--- START ---

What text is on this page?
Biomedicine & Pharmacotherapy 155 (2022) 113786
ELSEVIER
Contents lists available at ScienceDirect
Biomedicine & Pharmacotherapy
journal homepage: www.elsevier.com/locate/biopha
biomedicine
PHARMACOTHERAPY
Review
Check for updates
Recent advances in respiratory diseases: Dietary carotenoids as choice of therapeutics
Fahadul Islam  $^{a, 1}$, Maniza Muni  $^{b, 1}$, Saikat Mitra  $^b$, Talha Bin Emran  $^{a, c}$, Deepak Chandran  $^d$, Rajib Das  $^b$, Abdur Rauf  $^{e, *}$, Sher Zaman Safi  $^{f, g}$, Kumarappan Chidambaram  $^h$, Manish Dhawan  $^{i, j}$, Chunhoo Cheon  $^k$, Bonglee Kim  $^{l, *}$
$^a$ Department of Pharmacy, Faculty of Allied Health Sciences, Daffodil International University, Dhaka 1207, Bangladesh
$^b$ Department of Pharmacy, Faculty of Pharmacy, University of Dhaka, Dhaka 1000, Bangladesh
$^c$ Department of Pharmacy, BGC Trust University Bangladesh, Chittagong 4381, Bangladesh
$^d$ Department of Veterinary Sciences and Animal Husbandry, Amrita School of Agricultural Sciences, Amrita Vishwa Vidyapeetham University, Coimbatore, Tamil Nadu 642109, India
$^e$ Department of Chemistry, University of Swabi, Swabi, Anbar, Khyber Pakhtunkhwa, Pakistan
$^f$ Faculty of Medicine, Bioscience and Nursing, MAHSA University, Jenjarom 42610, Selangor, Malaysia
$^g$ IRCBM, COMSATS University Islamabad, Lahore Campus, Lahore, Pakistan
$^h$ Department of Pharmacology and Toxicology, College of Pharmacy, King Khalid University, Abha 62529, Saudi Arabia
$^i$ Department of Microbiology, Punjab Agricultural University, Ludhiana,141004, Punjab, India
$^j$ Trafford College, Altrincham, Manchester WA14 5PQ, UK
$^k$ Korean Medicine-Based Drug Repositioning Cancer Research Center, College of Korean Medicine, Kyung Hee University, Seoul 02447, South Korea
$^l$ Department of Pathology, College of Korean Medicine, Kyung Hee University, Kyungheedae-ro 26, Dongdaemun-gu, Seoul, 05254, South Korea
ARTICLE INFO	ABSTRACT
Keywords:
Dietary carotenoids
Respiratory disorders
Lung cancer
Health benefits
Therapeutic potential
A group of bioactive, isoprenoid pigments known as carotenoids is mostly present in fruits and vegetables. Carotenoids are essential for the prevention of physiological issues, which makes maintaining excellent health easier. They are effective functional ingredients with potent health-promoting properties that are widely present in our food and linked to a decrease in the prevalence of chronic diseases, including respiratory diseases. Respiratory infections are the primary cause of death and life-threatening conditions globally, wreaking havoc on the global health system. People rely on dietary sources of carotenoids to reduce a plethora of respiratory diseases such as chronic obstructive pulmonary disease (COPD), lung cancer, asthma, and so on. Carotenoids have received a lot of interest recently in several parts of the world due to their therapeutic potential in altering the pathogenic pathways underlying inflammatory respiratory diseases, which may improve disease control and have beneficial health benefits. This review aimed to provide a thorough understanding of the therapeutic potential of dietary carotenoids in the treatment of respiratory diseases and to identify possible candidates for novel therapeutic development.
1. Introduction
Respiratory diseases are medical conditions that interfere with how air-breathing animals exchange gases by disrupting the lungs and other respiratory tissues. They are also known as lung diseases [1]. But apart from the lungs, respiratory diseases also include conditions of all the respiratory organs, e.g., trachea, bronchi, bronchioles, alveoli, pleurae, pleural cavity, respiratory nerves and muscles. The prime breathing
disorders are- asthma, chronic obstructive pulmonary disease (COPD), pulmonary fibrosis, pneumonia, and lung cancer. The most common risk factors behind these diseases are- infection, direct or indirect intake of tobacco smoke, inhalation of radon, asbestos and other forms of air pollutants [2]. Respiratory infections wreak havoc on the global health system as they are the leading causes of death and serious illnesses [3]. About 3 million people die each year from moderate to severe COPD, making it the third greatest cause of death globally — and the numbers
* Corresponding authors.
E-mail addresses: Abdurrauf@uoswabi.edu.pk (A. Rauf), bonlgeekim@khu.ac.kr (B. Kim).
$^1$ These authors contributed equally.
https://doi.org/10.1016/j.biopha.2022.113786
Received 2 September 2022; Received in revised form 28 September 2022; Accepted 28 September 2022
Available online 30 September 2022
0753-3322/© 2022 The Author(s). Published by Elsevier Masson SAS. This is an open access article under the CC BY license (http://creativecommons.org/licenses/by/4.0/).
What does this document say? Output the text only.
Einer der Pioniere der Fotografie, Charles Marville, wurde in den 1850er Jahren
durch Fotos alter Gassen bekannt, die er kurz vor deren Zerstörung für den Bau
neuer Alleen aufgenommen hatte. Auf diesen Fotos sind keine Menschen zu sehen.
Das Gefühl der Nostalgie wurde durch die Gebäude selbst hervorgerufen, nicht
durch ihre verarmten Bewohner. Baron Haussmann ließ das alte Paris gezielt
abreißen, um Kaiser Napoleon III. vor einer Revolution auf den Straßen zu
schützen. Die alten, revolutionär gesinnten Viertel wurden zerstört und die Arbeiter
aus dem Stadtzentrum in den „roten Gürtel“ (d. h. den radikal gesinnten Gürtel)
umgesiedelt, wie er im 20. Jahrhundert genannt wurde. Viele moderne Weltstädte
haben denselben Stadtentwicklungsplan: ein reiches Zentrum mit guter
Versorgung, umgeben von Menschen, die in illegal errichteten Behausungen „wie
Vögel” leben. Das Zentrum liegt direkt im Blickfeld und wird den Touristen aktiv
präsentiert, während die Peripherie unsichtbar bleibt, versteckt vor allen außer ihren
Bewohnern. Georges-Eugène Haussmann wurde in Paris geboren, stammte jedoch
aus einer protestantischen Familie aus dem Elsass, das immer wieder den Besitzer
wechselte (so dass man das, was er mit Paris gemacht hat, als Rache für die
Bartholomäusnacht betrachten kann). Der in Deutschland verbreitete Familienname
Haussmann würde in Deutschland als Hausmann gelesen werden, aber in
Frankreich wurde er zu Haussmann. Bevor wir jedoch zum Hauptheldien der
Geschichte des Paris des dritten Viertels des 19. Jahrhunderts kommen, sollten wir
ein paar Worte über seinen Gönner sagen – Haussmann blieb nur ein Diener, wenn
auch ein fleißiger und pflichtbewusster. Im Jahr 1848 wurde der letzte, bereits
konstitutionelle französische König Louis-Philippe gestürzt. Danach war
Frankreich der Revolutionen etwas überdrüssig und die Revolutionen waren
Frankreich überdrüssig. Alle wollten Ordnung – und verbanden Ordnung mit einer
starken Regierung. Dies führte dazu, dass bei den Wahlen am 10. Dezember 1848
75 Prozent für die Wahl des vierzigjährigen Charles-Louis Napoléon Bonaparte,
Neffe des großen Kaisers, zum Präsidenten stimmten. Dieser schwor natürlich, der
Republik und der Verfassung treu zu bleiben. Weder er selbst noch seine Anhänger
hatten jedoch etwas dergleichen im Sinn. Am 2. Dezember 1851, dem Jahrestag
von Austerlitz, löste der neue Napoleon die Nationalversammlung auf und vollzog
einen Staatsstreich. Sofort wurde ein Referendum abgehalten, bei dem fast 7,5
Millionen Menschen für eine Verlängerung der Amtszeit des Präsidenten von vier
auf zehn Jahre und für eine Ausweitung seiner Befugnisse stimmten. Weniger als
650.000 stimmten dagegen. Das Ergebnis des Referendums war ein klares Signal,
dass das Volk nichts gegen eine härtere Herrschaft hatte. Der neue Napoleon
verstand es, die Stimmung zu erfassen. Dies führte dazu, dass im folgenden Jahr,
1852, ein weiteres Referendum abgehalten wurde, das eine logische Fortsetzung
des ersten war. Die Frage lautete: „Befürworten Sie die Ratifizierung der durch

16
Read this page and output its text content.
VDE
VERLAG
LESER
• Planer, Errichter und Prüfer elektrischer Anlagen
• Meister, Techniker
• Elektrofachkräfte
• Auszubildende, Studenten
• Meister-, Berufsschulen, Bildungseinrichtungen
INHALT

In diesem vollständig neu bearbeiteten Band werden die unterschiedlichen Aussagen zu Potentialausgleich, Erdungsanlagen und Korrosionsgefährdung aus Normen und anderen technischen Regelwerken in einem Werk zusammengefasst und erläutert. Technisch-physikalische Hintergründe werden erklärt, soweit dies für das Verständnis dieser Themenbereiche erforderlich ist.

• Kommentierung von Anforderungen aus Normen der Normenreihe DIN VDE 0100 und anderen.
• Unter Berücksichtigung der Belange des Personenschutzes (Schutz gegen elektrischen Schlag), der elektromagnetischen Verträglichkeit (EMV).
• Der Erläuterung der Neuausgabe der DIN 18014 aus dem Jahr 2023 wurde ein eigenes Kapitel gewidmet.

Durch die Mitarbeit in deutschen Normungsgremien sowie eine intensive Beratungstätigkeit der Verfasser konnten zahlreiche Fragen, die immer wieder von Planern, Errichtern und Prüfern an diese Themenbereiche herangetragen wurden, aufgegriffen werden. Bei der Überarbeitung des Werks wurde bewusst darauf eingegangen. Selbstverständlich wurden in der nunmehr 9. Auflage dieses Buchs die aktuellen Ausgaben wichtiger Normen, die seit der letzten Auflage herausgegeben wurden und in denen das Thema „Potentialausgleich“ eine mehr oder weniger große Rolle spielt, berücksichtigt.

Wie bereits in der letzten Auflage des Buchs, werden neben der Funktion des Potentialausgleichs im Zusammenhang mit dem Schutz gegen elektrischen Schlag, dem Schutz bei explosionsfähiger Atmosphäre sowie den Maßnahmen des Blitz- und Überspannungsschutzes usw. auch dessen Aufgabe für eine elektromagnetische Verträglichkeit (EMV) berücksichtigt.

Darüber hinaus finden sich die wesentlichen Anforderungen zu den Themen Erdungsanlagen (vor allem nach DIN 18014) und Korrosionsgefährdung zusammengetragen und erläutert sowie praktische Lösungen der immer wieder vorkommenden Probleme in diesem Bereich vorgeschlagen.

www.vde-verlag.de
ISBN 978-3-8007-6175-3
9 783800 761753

--- END ---

- **Your objective**
Using the listing above, pick out each line that contains the word "text", then copy it.

- **Answer box**
What text is on this page?
What does this document say? Output the text only.
Read this page and output its text content.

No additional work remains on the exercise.